#### [TASK]
Exact reproduction is required for all entries.

[Source records]
⁂
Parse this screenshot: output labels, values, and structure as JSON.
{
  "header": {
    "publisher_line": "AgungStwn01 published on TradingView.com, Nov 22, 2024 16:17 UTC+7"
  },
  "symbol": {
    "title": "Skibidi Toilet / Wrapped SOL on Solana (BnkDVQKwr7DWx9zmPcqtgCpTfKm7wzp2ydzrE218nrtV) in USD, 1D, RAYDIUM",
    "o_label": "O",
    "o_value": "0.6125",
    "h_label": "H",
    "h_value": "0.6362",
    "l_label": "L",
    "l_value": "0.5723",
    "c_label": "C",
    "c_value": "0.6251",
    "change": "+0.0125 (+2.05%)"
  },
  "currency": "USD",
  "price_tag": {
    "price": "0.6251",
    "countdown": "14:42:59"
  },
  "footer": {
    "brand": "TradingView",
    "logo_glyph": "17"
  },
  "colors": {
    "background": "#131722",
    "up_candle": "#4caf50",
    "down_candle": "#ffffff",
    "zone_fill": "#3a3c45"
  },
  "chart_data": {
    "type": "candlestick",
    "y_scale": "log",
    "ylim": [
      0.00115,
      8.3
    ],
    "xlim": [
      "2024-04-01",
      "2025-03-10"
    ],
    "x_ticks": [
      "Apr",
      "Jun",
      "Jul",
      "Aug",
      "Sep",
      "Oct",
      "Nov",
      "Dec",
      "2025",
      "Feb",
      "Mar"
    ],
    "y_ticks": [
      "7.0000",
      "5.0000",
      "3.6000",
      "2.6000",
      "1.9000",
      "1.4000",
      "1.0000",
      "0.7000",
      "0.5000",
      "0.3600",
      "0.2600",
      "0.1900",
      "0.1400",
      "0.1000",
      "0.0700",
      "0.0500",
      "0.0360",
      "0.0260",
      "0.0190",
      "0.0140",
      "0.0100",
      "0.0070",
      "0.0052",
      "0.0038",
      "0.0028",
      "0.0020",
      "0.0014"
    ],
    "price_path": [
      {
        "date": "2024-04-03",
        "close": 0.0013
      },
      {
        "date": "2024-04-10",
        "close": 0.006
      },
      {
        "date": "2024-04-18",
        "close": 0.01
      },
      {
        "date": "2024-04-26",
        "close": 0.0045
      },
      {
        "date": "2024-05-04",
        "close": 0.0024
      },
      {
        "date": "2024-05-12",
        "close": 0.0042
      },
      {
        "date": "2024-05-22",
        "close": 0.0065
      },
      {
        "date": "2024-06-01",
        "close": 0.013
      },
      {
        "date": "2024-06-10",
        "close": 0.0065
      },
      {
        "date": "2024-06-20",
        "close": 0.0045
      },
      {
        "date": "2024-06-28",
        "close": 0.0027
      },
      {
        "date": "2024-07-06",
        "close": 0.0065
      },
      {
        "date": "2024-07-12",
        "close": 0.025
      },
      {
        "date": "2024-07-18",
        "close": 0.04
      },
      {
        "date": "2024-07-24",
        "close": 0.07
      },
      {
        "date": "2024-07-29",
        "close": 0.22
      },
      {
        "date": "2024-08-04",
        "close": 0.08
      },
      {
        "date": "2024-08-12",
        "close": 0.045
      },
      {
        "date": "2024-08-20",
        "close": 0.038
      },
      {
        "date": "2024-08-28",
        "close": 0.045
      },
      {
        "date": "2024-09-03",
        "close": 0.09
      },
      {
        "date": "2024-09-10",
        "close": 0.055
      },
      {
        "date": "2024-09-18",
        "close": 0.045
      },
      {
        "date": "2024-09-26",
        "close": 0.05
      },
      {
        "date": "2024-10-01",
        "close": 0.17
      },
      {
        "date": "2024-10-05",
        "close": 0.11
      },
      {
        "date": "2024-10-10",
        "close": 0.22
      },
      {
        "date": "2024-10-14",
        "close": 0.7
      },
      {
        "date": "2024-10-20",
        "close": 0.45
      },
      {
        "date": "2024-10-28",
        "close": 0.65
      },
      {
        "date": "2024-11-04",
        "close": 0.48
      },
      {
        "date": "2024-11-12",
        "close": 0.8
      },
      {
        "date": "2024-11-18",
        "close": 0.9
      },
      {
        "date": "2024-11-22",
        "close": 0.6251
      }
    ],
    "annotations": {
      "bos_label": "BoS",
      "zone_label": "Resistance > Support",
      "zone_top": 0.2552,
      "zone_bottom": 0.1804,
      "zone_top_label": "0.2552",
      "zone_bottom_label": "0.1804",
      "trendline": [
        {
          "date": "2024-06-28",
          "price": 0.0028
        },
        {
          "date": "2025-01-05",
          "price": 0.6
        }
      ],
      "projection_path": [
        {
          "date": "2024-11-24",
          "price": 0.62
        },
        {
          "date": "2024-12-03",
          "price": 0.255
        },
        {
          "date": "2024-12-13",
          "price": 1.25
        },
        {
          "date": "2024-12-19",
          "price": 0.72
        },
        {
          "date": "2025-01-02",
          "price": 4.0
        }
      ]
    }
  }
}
⁂
#### [THE RESPONSE]
Parse this screenshot: output labels, values, and structure as JSON.
{
  "header": {
    "publisher_line": "AgungStwn01 published on TradingView.com, Nov 22, 2024 16:17 UTC+7"
  },
  "symbol": {
    "title": "Skibidi Toilet / Wrapped SOL on Solana (BnkDVQKwr7DWx9zmPcqtgCpTfKm7wzp2ydzrE218nrtV) in USD, 1D, RAYDIUM",
    "o_label": "O",
    "o_value": "0.6125",
    "h_label": "H",
    "h_value": "0.6362",
    "l_label": "L",
    "l_value": "0.5723",
    "c_label": "C",
    "c_value": "0.6251",
    "change": "+0.0125 (+2.05%)"
  },
  "currency": "USD",
  "price_tag": {
    "price": "0.6251",
    "countdown": "14:42:59"
  },
  "footer": {
    "brand": "TradingView",
    "logo_glyph": "17"
  },
  "colors": {
    "background": "#131722",
    "up_candle": "#4caf50",
    "down_candle": "#ffffff",
    "zone_fill": "#3a3c45"
  },
  "chart_data": {
    "type": "candlestick",
    "y_scale": "log",
    "ylim": [
      0.00115,
      8.3
    ],
    "xlim": [
      "2024-04-01",
      "2025-03-10"
    ],
    "x_ticks": [
      "Apr",
      "Jun",
      "Jul",
      "Aug",
      "Sep",
      "Oct",
      "Nov",
      "Dec",
      "2025",
      "Feb",
      "Mar"
    ],
    "y_ticks": [
      "7.0000",
      "5.0000",
      "3.6000",
      "2.6000",
      "1.9000",
      "1.4000",
      "1.0000",
      "0.7000",
      "0.5000",
      "0.3600",
      "0.2600",
      "0.1900",
      "0.1400",
      "0.1000",
      "0.0700",
      "0.0500",
      "0.0360",
      "0.0260",
      "0.0190",
      "0.0140",
      "0.0100",
      "0.0070",
      "0.0052",
      "0.0038",
      "0.0028",
      "0.0020",
      "0.0014"
    ],
    "price_path": [
      {
        "date": "2024-04-03",
        "close": 0.0013
      },
      {
        "date": "2024-04-10",
        "close": 0.006
      },
      {
        "date": "2024-04-18",
        "close": 0.01
      },
      {
        "date": "2024-04-26",
        "close": 0.0045
      },
      {
        "date": "2024-05-04",
        "close": 0.0024
      },
      {
        "date": "2024-05-12",
        "close": 0.0042
      },
      {
        "date": "2024-05-22",
        "close": 0.0065
      },
      {
        "date": "2024-06-01",
        "close": 0.013
      },
      {
        "date": "2024-06-10",
        "close": 0.0065
      },
      {
        "date": "2024-06-20",
        "close": 0.0045
      },
      {
        "date": "2024-06-28",
        "close": 0.0027
      },
      {
        "date": "2024-07-06",
        "close": 0.0065
      },
      {
        "date": "2024-07-12",
        "close": 0.025
      },
      {
        "date": "2024-07-18",
        "close": 0.04
      },
      {
        "date": "2024-07-24",
        "close": 0.07
      },
      {
        "date": "2024-07-29",
        "close": 0.22
      },
      {
        "date": "2024-08-04",
        "close": 0.08
      },
      {
        "date": "2024-08-12",
        "close": 0.045
      },
      {
        "date": "2024-08-20",
        "close": 0.038
      },
      {
        "date": "2024-08-28",
        "close": 0.045
      },
      {
        "date": "2024-09-03",
        "close": 0.09
      },
      {
        "date": "2024-09-10",
        "close": 0.055
      },
      {
        "date": "2024-09-18",
        "close": 0.045
      },
      {
        "date": "2024-09-26",
        "close": 0.05
      },
      {
        "date": "2024-10-01",
        "close": 0.17
      },
      {
        "date": "2024-10-05",
        "close": 0.11
      },
      {
        "date": "2024-10-10",
        "close": 0.22
      },
      {
        "date": "2024-10-14",
        "close": 0.7
      },
      {
        "date": "2024-10-20",
        "close": 0.45
      },
      {
        "date": "2024-10-28",
        "close": 0.65
      },
      {
        "date": "2024-11-04",
        "close": 0.48
      },
      {
        "date": "2024-11-12",
        "close": 0.8
      },
      {
        "date": "2024-11-18",
        "close": 0.9
      },
      {
        "date": "2024-11-22",
        "close": 0.6251
      }
    ],
    "annotations": {
      "bos_label": "BoS",
      "zone_label": "Resistance > Support",
      "zone_top": 0.2552,
      "zone_bottom": 0.1804,
      "zone_top_label": "0.2552",
      "zone_bottom_label": "0.1804",
      "trendline": [
        {
          "date": "2024-06-28",
          "price": 0.0028
        },
        {
          "date": "2025-01-05",
          "price": 0.6
        }
      ],
      "projection_path": [
        {
          "date": "2024-11-24",
          "price": 0.62
        },
        {
          "date": "2024-12-03",
          "price": 0.255
        },
        {
          "date": "2024-12-13",
          "price": 1.25
        },
        {
          "date": "2024-12-19",
          "price": 0.72
        },
        {
          "date": "2025-01-02",
          "price": 4.0
        }
      ]
    }
  }
}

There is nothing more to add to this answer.